### Stored records
#####

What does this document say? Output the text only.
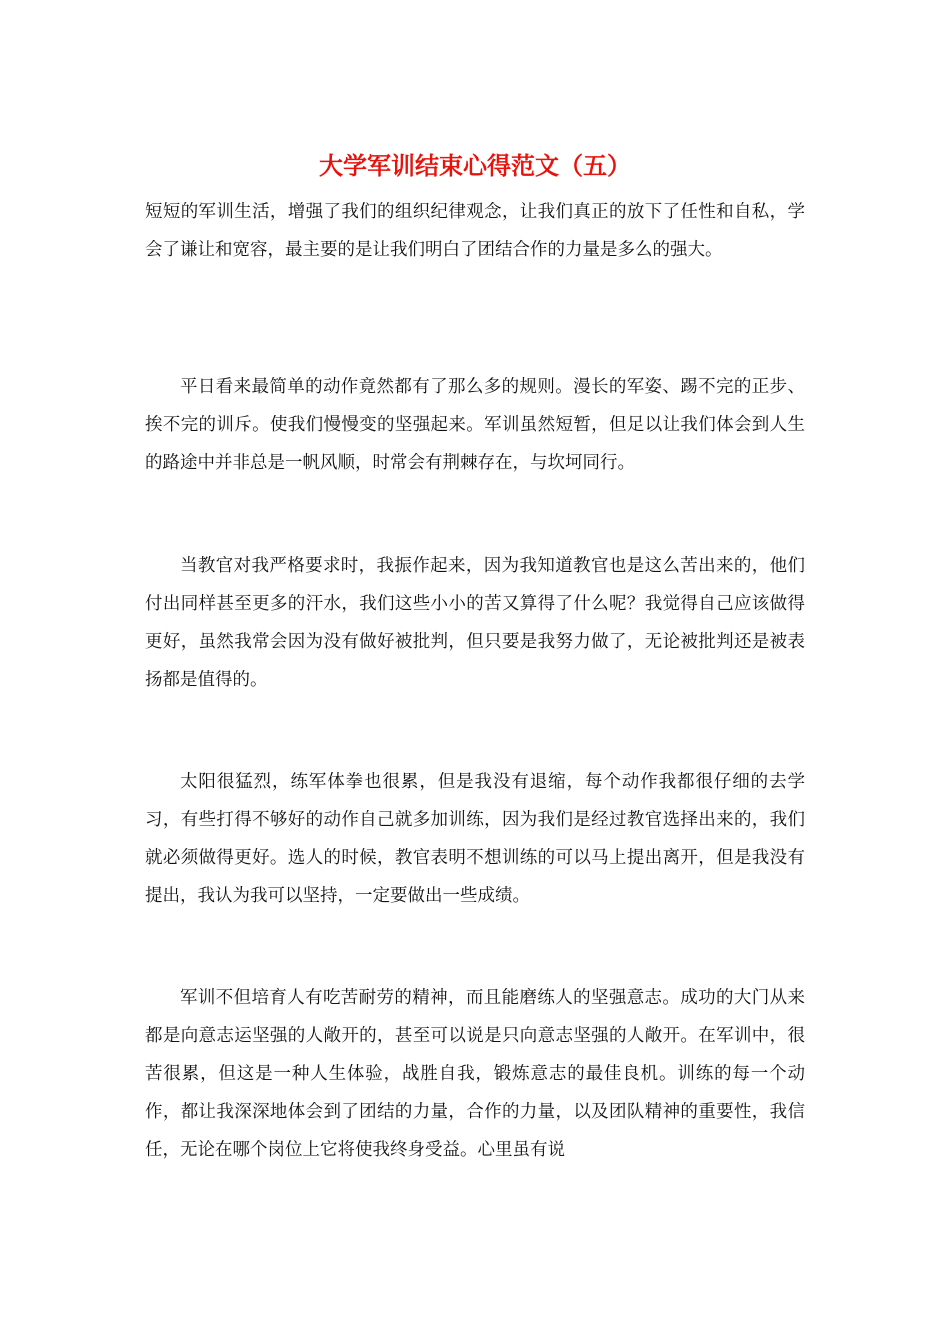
大学军训结束心得范文（五）

短短的军训生活，增强了我们的组织纪律观念，让我们真正的放下了任性和自私，学会了谦让和宽容，最主要的是让我们明白了团结合作的力量是多么的强大。

平日看来最简单的动作竟然都有了那么多的规则。漫长的军姿、踢不完的正步、挨不完的训斥。使我们慢慢变的坚强起来。军训虽然短暂，但足以让我们体会到人生的路途中并非总是一帆风顺，时常会有荆棘存在，与坎坷同行。

当教官对我严格要求时，我振作起来，因为我知道教官也是这么苦出来的，他们付出同样甚至更多的汗水，我们这些小小的苦又算得了什么呢？我觉得自己应该做得更好，虽然我常会因为没有做好被批判，但只要是我努力做了，无论被批判还是被表扬都是值得的。

太阳很猛烈，练军体拳也很累，但是我没有退缩，每个动作我都很仔细的去学习，有些打得不够好的动作自己就多加训练，因为我们是经过教官选择出来的，我们就必须做得更好。选人的时候，教官表明不想训练的可以马上提出离开，但是我没有提出，我认为我可以坚持，一定要做出一些成绩。

军训不但培育人有吃苦耐劳的精神，而且能磨练人的坚强意志。成功的大门从来都是向意志运坚强的人敞开的，甚至可以说是只向意志坚强的人敞开。在军训中，很苦很累，但这是一种人生体验，战胜自我，锻炼意志的最佳良机。训练的每一个动作，都让我深深地体会到了团结的力量，合作的力量，以及团队精神的重要性，我信任，无论在哪个岗位上它将使我终身受益。心里虽有说
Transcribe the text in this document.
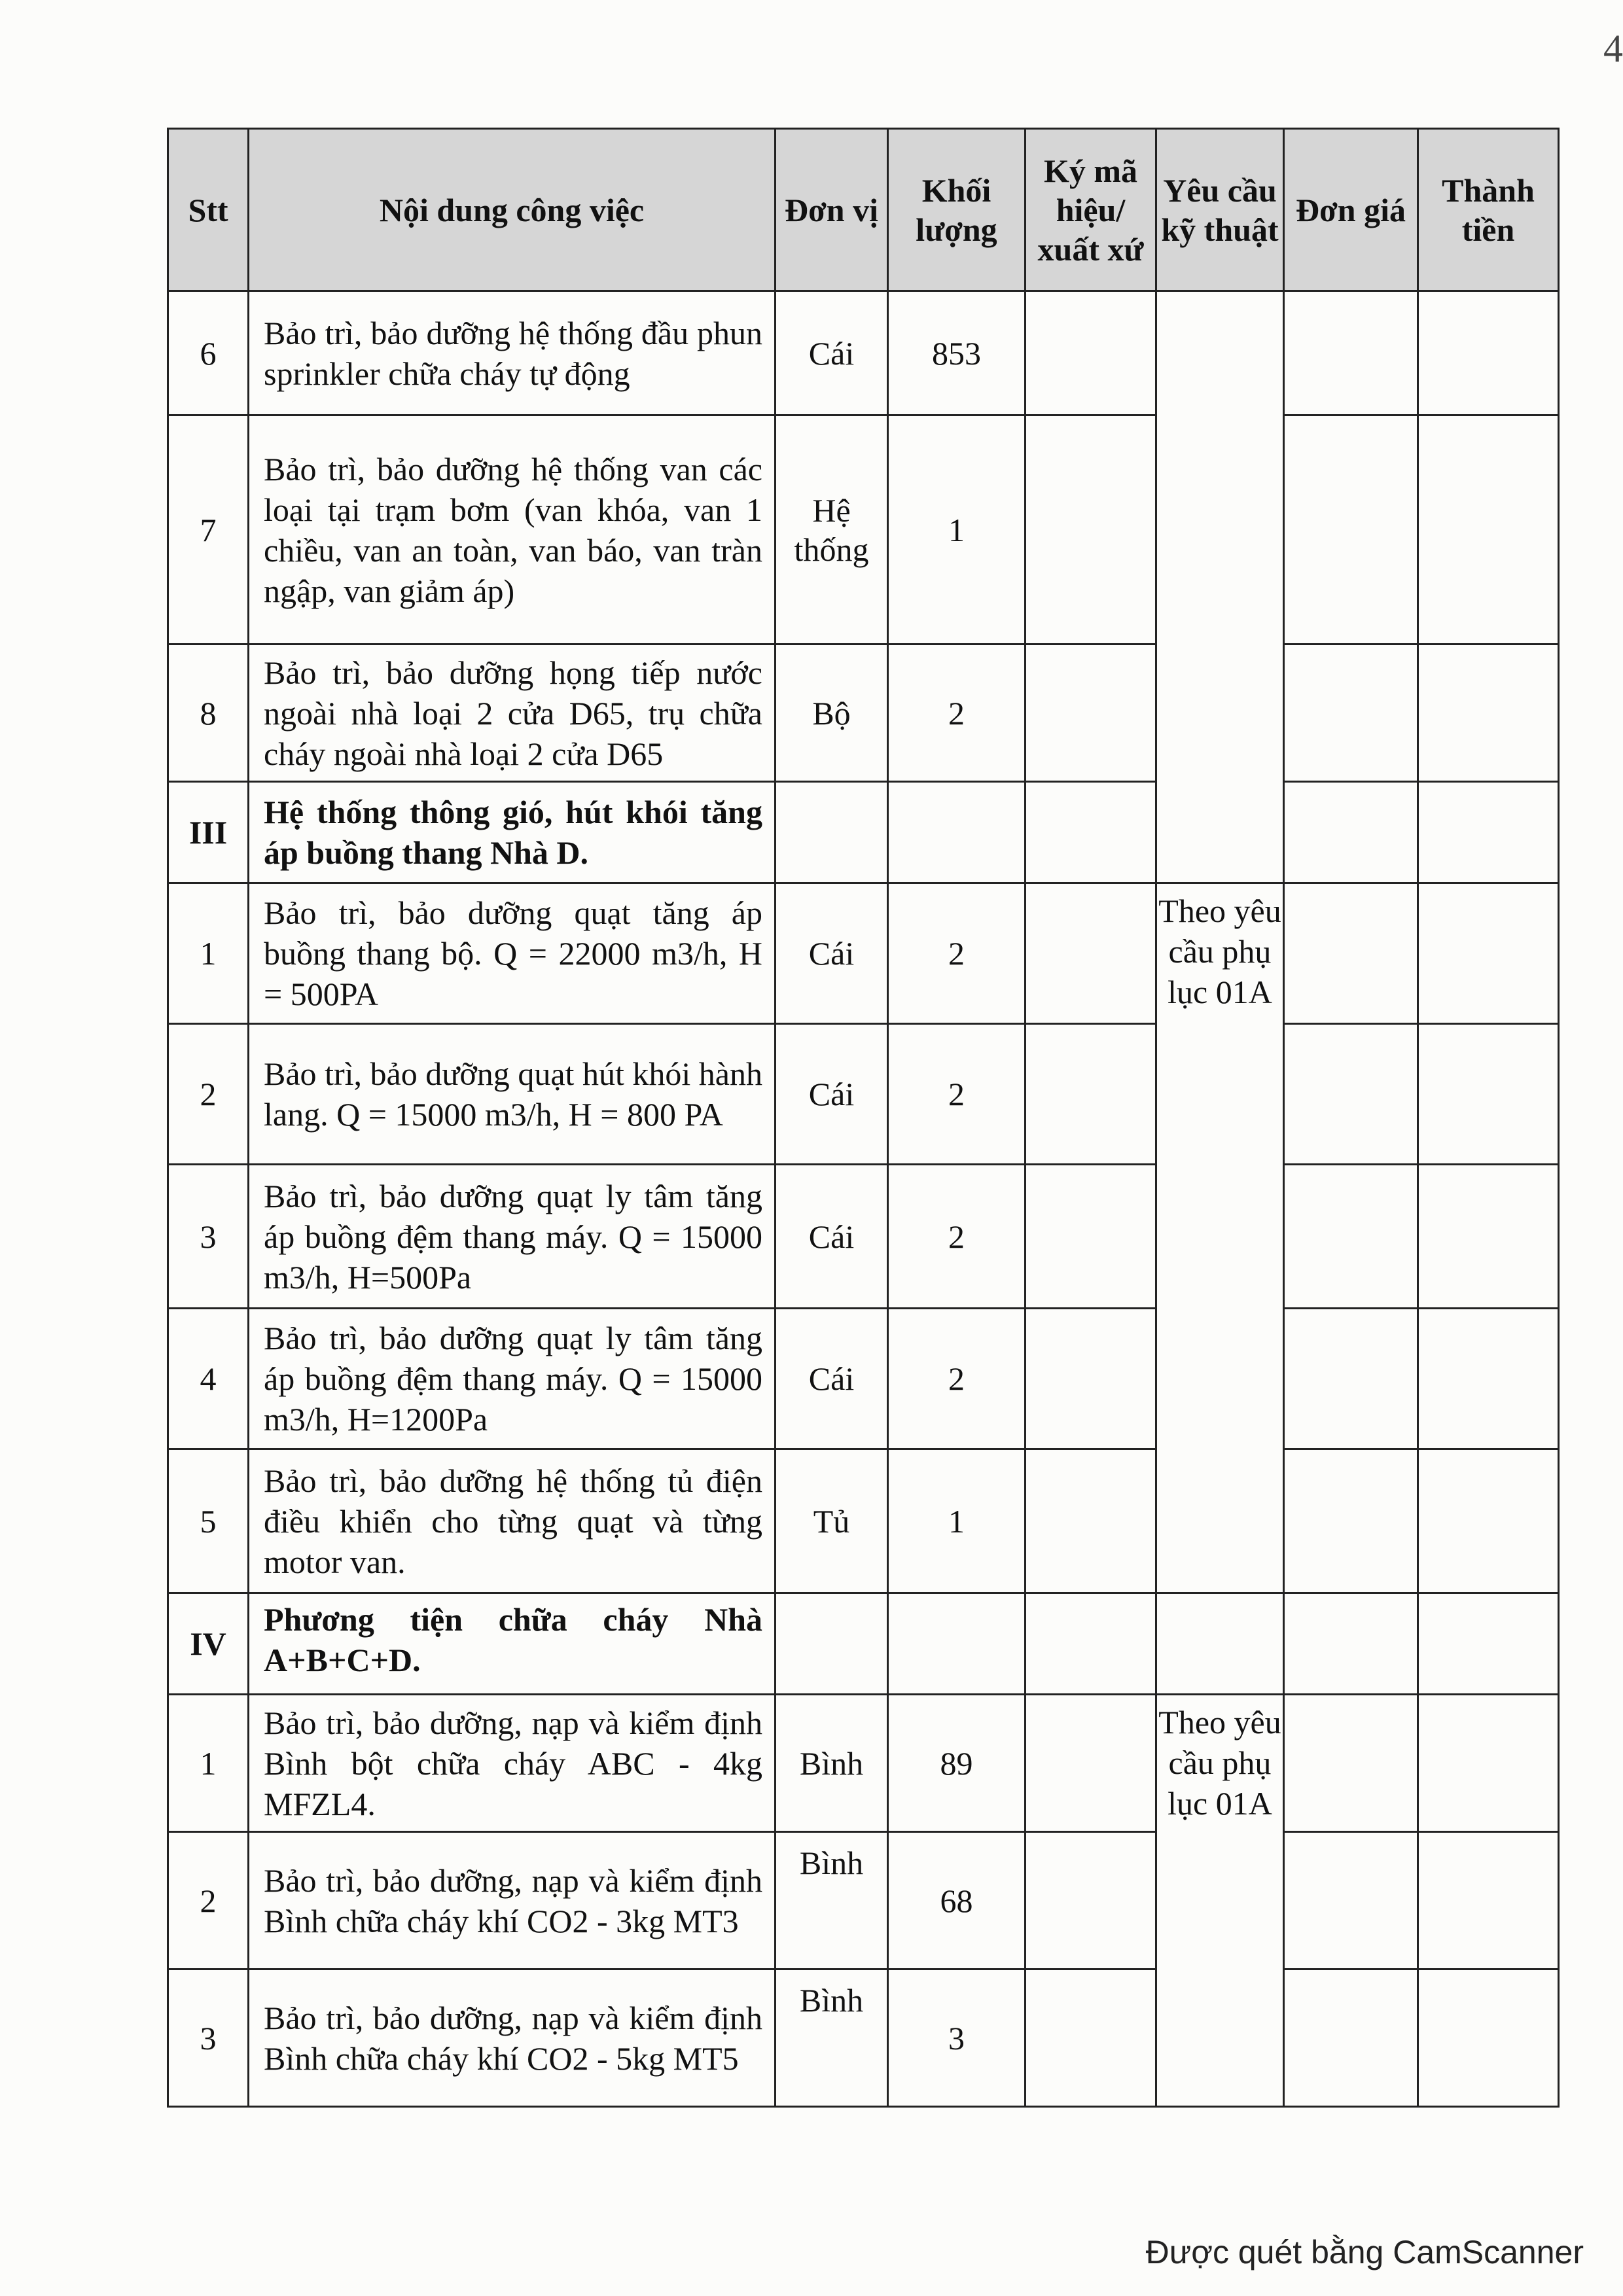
4
Stt	Nội dung công việc	Đơn vị	Khối lượng	Ký mã hiệu/ xuất xứ	Yêu cầu kỹ thuật	Đơn giá	Thành tiền
6	Bảo trì, bảo dưỡng hệ thống đầu phun sprinkler chữa cháy tự động	Cái	853				
7	Bảo trì, bảo dưỡng hệ thống van các loại tại trạm bơm (van khóa, van 1 chiều, van an toàn, van báo, van tràn ngập, van giảm áp)	Hệ thống	1				
8	Bảo trì, bảo dưỡng họng tiếp nước ngoài nhà loại 2 cửa D65, trụ chữa cháy ngoài nhà loại 2 cửa D65	Bộ	2				
III	Hệ thống thông gió, hút khói tăng áp buồng thang Nhà D.						
1	Bảo trì, bảo dưỡng quạt tăng áp buồng thang bộ. Q = 22000 m3/h, H = 500PA	Cái	2		Theo yêu cầu phụ lục 01A		
2	Bảo trì, bảo dưỡng quạt hút khói hành lang. Q = 15000 m3/h, H = 800 PA	Cái	2				
3	Bảo trì, bảo dưỡng quạt ly tâm tăng áp buồng đệm thang máy. Q = 15000 m3/h, H=500Pa	Cái	2				
4	Bảo trì, bảo dưỡng quạt ly tâm tăng áp buồng đệm thang máy. Q = 15000 m3/h, H=1200Pa	Cái	2				
5	Bảo trì, bảo dưỡng hệ thống tủ điện điều khiển cho từng quạt và từng motor van.	Tủ	1				
IV	Phương tiện chữa cháy Nhà A+B+C+D.						
1	Bảo trì, bảo dưỡng, nạp và kiểm định Bình bột chữa cháy ABC - 4kg MFZL4.	Bình	89		Theo yêu cầu phụ lục 01A		
2	Bảo trì, bảo dưỡng, nạp và kiểm định Bình chữa cháy khí CO2 - 3kg MT3	Bình	68				
3	Bảo trì, bảo dưỡng, nạp và kiểm định Bình chữa cháy khí CO2 - 5kg MT5	Bình	3				
Được quét bằng CamScanner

#####

### Job
Every entry must be written out exactly, with all pictures left out.

### Answer to this task
What does this document say? Output the text only.
大学军训结束心得范文（五）

短短的军训生活，增强了我们的组织纪律观念，让我们真正的放下了任性和自私，学会了谦让和宽容，最主要的是让我们明白了团结合作的力量是多么的强大。

平日看来最简单的动作竟然都有了那么多的规则。漫长的军姿、踢不完的正步、挨不完的训斥。使我们慢慢变的坚强起来。军训虽然短暂，但足以让我们体会到人生的路途中并非总是一帆风顺，时常会有荆棘存在，与坎坷同行。

当教官对我严格要求时，我振作起来，因为我知道教官也是这么苦出来的，他们付出同样甚至更多的汗水，我们这些小小的苦又算得了什么呢？我觉得自己应该做得更好，虽然我常会因为没有做好被批判，但只要是我努力做了，无论被批判还是被表扬都是值得的。

太阳很猛烈，练军体拳也很累，但是我没有退缩，每个动作我都很仔细的去学习，有些打得不够好的动作自己就多加训练，因为我们是经过教官选择出来的，我们就必须做得更好。选人的时候，教官表明不想训练的可以马上提出离开，但是我没有提出，我认为我可以坚持，一定要做出一些成绩。

军训不但培育人有吃苦耐劳的精神，而且能磨练人的坚强意志。成功的大门从来都是向意志运坚强的人敞开的，甚至可以说是只向意志坚强的人敞开。在军训中，很苦很累，但这是一种人生体验，战胜自我，锻炼意志的最佳良机。训练的每一个动作，都让我深深地体会到了团结的力量，合作的力量，以及团队精神的重要性，我信任，无论在哪个岗位上它将使我终身受益。心里虽有说
Transcribe the text in this document.
4
Stt	Nội dung công việc	Đơn vị	Khối lượng	Ký mã hiệu/ xuất xứ	Yêu cầu kỹ thuật	Đơn giá	Thành tiền
6	Bảo trì, bảo dưỡng hệ thống đầu phun sprinkler chữa cháy tự động	Cái	853				
7	Bảo trì, bảo dưỡng hệ thống van các loại tại trạm bơm (van khóa, van 1 chiều, van an toàn, van báo, van tràn ngập, van giảm áp)	Hệ thống	1				
8	Bảo trì, bảo dưỡng họng tiếp nước ngoài nhà loại 2 cửa D65, trụ chữa cháy ngoài nhà loại 2 cửa D65	Bộ	2				
III	Hệ thống thông gió, hút khói tăng áp buồng thang Nhà D.						
1	Bảo trì, bảo dưỡng quạt tăng áp buồng thang bộ. Q = 22000 m3/h, H = 500PA	Cái	2		Theo yêu cầu phụ lục 01A		
2	Bảo trì, bảo dưỡng quạt hút khói hành lang. Q = 15000 m3/h, H = 800 PA	Cái	2				
3	Bảo trì, bảo dưỡng quạt ly tâm tăng áp buồng đệm thang máy. Q = 15000 m3/h, H=500Pa	Cái	2				
4	Bảo trì, bảo dưỡng quạt ly tâm tăng áp buồng đệm thang máy. Q = 15000 m3/h, H=1200Pa	Cái	2				
5	Bảo trì, bảo dưỡng hệ thống tủ điện điều khiển cho từng quạt và từng motor van.	Tủ	1				
IV	Phương tiện chữa cháy Nhà A+B+C+D.						
1	Bảo trì, bảo dưỡng, nạp và kiểm định Bình bột chữa cháy ABC - 4kg MFZL4.	Bình	89		Theo yêu cầu phụ lục 01A		
2	Bảo trì, bảo dưỡng, nạp và kiểm định Bình chữa cháy khí CO2 - 3kg MT3	Bình	68				
3	Bảo trì, bảo dưỡng, nạp và kiểm định Bình chữa cháy khí CO2 - 5kg MT5	Bình	3				
Được quét bằng CamScanner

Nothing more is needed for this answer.